START

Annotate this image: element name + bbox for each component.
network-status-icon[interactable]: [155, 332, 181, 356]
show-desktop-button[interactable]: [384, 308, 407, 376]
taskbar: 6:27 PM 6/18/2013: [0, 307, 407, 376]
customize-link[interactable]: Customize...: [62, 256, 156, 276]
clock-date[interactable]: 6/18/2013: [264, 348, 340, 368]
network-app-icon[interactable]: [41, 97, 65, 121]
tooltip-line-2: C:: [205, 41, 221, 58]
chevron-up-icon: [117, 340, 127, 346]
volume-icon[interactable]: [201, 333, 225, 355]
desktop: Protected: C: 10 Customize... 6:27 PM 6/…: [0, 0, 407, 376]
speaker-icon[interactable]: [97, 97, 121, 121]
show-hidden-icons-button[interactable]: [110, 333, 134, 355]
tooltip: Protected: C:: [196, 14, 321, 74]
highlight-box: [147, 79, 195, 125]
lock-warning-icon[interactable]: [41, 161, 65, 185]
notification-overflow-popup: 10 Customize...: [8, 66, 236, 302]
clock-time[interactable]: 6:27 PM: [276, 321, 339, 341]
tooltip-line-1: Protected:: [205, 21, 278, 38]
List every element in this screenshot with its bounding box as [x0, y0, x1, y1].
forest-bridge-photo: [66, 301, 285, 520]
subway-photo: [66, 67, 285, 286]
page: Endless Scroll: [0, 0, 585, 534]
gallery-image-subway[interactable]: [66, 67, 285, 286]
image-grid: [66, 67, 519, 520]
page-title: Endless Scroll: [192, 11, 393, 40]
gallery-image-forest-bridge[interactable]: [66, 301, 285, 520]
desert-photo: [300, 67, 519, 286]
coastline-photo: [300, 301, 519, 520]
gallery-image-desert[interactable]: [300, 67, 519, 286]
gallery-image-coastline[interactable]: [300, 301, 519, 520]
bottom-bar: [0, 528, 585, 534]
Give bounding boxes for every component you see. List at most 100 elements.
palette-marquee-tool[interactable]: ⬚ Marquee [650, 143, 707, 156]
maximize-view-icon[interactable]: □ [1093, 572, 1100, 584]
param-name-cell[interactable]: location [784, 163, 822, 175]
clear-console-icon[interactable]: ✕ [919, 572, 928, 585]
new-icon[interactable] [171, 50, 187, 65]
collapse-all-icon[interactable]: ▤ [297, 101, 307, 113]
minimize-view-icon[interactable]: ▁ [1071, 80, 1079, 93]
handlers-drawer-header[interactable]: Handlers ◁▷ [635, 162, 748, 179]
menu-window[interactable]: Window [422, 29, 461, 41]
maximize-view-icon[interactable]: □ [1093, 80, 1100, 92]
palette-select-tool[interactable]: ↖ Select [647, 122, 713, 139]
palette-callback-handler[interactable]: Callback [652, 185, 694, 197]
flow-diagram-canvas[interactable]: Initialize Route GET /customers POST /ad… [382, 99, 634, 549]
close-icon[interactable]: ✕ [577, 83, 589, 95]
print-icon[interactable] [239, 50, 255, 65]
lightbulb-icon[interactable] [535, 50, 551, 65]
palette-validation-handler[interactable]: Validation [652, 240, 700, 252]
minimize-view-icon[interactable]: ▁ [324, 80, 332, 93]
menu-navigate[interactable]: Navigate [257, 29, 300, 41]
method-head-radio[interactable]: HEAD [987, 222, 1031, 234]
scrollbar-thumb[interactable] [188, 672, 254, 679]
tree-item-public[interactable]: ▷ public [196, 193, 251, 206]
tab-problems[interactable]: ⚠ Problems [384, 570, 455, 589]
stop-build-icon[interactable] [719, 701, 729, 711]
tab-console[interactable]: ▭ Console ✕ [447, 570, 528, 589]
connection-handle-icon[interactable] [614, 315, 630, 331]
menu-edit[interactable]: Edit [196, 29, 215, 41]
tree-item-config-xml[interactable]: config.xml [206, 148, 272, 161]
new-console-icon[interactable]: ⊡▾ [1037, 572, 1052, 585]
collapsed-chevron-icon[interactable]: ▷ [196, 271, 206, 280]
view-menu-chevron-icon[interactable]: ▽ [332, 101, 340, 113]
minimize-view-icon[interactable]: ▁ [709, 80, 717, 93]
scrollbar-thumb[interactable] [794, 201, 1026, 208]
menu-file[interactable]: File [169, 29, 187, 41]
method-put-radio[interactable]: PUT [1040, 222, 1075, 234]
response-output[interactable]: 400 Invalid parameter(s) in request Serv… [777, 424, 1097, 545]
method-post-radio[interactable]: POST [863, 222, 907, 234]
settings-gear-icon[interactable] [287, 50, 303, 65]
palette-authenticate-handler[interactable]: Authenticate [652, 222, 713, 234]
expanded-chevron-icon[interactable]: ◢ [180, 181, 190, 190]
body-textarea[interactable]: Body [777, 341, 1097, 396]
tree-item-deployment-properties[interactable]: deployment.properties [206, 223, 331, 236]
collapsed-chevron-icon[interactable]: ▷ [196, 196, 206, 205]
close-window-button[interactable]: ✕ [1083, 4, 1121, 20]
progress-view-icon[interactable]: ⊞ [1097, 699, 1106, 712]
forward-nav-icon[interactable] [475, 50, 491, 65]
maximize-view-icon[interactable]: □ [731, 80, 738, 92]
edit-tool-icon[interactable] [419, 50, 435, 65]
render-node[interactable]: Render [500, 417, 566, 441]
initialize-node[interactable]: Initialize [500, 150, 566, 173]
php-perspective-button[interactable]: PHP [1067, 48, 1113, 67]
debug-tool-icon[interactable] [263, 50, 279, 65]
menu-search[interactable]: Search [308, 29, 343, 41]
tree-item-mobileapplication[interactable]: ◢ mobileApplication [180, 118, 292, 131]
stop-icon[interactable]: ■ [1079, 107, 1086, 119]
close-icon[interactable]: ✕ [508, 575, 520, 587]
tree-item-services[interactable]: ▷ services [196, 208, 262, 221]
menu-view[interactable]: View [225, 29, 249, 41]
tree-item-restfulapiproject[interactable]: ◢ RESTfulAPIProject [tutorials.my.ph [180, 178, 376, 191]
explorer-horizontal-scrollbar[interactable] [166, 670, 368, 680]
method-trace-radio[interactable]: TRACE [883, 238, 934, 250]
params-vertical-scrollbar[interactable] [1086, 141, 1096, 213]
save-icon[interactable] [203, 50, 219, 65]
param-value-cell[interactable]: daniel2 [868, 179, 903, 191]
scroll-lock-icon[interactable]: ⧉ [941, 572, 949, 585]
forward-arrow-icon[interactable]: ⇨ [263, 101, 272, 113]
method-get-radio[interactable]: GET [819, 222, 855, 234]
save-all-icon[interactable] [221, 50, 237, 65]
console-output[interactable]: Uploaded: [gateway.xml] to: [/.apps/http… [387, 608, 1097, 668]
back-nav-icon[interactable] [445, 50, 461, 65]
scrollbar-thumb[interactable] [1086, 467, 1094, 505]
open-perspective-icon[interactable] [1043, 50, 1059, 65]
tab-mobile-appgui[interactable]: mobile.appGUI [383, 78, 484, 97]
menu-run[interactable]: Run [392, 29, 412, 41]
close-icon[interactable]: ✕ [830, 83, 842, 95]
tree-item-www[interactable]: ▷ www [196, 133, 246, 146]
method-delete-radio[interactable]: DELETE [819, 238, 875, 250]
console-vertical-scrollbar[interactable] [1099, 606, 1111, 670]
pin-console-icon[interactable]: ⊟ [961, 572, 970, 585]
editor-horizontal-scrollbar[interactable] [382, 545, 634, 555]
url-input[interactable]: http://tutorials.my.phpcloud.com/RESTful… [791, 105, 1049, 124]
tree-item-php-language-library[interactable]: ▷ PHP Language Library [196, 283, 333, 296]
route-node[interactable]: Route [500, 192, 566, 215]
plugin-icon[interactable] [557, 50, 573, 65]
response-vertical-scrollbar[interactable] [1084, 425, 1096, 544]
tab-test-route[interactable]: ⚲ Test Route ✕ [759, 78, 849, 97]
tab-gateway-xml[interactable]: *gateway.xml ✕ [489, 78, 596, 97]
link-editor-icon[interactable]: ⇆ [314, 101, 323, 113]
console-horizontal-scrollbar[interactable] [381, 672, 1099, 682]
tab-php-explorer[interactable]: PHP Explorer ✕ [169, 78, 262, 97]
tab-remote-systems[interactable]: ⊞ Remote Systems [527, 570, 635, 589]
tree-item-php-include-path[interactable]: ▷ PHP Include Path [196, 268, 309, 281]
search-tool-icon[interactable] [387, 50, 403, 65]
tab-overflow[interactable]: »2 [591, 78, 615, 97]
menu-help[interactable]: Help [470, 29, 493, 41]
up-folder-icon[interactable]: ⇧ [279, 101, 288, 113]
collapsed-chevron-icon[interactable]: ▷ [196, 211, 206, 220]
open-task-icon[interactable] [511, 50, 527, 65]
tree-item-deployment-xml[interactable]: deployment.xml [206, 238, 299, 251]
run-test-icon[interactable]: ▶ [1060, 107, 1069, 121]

END

:: Work to do ::
Rewrite the records from the first line through the line containing "palette-select-tool[interactable]: ↖ Select", swapping "Protected" for "Locked" and keeping everything else the same.

:: Exercise solution ::
Annotate this image: element name + bbox for each component.
network-status-icon[interactable]: [155, 332, 181, 356]
show-desktop-button[interactable]: [384, 308, 407, 376]
taskbar: 6:27 PM 6/18/2013: [0, 307, 407, 376]
customize-link[interactable]: Customize...: [62, 256, 156, 276]
clock-date[interactable]: 6/18/2013: [264, 348, 340, 368]
network-app-icon[interactable]: [41, 97, 65, 121]
tooltip-line-2: C:: [205, 41, 221, 58]
chevron-up-icon: [117, 340, 127, 346]
volume-icon[interactable]: [201, 333, 225, 355]
desktop: Locked: C: 10 Customize... 6:27 PM 6/…: [0, 0, 407, 376]
speaker-icon[interactable]: [97, 97, 121, 121]
show-hidden-icons-button[interactable]: [110, 333, 134, 355]
tooltip: Locked: C:: [196, 14, 321, 74]
highlight-box: [147, 79, 195, 125]
lock-warning-icon[interactable]: [41, 161, 65, 185]
notification-overflow-popup: 10 Customize...: [8, 66, 236, 302]
clock-time[interactable]: 6:27 PM: [276, 321, 339, 341]
tooltip-line-1: Locked:: [205, 21, 278, 38]
List every element in this screenshot with its bounding box as [x0, y0, x1, y1].
forest-bridge-photo: [66, 301, 285, 520]
subway-photo: [66, 67, 285, 286]
page: Endless Scroll: [0, 0, 585, 534]
gallery-image-subway[interactable]: [66, 67, 285, 286]
image-grid: [66, 67, 519, 520]
page-title: Endless Scroll: [192, 11, 393, 40]
gallery-image-forest-bridge[interactable]: [66, 301, 285, 520]
desert-photo: [300, 67, 519, 286]
coastline-photo: [300, 301, 519, 520]
gallery-image-desert[interactable]: [300, 67, 519, 286]
gallery-image-coastline[interactable]: [300, 301, 519, 520]
bottom-bar: [0, 528, 585, 534]
Give bounding boxes for every component you see. List at most 100 elements.
palette-marquee-tool[interactable]: ⬚ Marquee [650, 143, 707, 156]
maximize-view-icon[interactable]: □ [1093, 572, 1100, 584]
param-name-cell[interactable]: location [784, 163, 822, 175]
clear-console-icon[interactable]: ✕ [919, 572, 928, 585]
new-icon[interactable] [171, 50, 187, 65]
collapse-all-icon[interactable]: ▤ [297, 101, 307, 113]
minimize-view-icon[interactable]: ▁ [1071, 80, 1079, 93]
handlers-drawer-header[interactable]: Handlers ◁▷ [635, 162, 748, 179]
menu-window[interactable]: Window [422, 29, 461, 41]
maximize-view-icon[interactable]: □ [1093, 80, 1100, 92]
palette-select-tool[interactable]: ↖ Select [647, 122, 713, 139]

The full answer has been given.